[Image region annotations]
────

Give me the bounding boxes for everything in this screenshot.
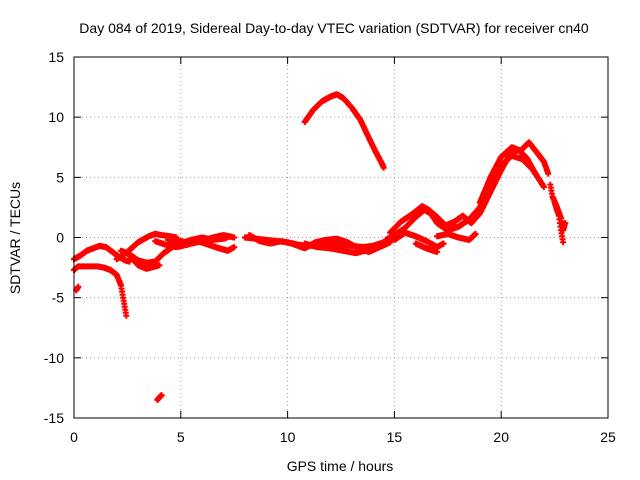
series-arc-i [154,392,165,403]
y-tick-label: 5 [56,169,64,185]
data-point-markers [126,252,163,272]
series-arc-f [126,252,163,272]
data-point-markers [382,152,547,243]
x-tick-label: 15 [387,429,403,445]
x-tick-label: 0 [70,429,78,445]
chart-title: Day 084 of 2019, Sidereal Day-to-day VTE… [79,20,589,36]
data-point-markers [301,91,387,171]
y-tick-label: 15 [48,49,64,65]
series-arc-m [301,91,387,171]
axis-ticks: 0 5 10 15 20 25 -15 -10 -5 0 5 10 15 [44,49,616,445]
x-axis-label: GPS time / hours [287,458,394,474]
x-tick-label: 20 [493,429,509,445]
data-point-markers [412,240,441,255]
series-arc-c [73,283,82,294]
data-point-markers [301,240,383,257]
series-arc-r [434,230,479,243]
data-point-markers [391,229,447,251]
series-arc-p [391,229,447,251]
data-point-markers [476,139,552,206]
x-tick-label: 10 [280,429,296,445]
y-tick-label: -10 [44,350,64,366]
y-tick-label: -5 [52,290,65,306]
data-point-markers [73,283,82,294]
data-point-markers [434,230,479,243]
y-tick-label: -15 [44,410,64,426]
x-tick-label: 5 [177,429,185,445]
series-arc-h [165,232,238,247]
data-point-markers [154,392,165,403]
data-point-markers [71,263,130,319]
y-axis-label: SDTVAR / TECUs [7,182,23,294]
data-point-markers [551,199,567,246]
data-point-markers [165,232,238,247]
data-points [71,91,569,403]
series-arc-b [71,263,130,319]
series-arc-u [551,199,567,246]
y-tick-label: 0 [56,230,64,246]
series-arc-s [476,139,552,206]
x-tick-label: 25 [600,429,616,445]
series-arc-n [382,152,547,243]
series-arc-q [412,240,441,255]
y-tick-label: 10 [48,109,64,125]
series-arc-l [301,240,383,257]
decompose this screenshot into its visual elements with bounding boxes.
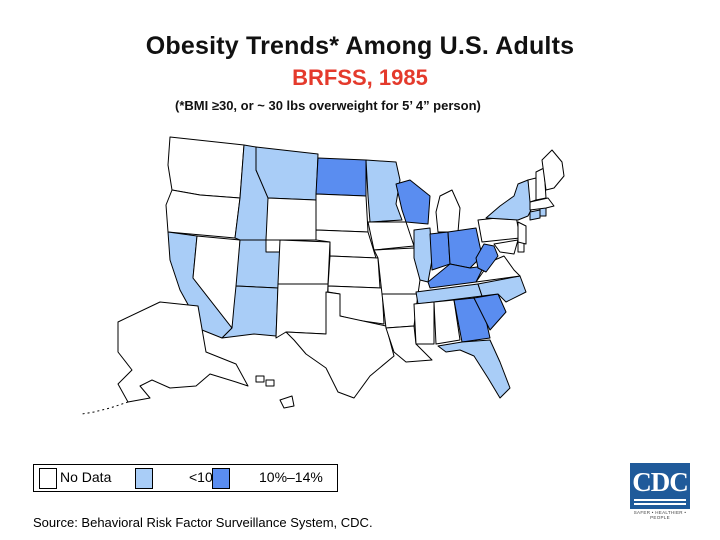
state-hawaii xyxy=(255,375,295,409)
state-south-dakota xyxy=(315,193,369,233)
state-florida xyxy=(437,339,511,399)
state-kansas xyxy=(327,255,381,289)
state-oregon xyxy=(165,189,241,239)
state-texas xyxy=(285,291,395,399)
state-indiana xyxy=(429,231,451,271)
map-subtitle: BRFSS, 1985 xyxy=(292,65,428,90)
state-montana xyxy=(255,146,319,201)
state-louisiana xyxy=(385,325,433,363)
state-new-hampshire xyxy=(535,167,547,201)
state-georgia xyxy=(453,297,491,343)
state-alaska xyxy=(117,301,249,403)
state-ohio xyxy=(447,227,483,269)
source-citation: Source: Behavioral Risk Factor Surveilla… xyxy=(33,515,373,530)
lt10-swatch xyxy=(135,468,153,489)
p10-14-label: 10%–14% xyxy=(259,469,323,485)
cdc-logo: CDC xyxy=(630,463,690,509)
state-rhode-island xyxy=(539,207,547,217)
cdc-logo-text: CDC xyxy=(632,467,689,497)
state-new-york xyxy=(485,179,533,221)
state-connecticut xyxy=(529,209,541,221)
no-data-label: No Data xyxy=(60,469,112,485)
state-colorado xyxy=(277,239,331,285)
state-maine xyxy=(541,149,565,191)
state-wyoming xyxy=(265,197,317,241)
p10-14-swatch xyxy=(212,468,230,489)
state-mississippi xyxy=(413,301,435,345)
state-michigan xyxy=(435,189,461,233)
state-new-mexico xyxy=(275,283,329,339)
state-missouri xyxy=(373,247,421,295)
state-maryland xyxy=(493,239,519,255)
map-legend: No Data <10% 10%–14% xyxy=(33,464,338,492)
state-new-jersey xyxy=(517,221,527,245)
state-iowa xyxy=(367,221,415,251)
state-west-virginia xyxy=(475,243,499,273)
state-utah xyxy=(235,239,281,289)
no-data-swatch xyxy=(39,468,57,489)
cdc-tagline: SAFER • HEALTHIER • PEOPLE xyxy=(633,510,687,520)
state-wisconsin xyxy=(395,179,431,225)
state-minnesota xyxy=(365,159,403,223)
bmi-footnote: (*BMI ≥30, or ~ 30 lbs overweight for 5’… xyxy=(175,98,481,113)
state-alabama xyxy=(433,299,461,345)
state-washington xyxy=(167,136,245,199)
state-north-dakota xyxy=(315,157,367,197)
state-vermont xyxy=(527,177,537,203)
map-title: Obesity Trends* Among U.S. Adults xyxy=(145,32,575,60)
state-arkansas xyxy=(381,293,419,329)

────

Identify each line above that contains the word "screenshot", matching case exactly, and copy those lines in full.

Give me the bounding boxes for everything in this screenshot.
decompose this screenshot into its visual elements with bounding boxes.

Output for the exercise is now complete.